• _Given problem_
Go through the listing beneath this task and return every line that carries the string "swatch".

(Collected data)
########

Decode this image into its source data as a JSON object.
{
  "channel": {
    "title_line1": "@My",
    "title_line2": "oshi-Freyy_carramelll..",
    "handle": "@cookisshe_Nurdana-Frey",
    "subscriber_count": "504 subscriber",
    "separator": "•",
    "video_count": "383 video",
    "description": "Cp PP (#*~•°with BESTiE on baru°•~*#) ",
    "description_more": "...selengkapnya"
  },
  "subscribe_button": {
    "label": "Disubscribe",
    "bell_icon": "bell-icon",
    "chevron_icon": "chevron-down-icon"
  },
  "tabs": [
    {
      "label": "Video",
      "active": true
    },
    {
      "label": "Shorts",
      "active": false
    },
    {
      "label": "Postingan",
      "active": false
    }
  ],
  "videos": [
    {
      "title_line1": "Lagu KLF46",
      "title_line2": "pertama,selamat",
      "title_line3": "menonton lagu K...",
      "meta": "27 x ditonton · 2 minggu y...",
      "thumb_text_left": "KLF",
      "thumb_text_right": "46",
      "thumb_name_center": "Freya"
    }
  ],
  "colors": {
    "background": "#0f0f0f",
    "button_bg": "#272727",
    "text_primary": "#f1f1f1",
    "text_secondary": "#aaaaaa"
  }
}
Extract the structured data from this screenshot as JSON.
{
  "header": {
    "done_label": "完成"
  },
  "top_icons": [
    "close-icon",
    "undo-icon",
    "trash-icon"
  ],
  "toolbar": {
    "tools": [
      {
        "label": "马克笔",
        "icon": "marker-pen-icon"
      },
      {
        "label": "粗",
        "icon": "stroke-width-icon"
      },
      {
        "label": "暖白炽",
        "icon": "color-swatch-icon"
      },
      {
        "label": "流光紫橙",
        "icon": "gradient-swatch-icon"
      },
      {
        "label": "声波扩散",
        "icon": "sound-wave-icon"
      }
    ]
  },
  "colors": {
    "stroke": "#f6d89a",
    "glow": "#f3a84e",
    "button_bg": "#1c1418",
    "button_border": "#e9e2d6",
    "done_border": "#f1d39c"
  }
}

########

• _Exercise response_
        "icon": "color-swatch-icon"
        "icon": "gradient-swatch-icon"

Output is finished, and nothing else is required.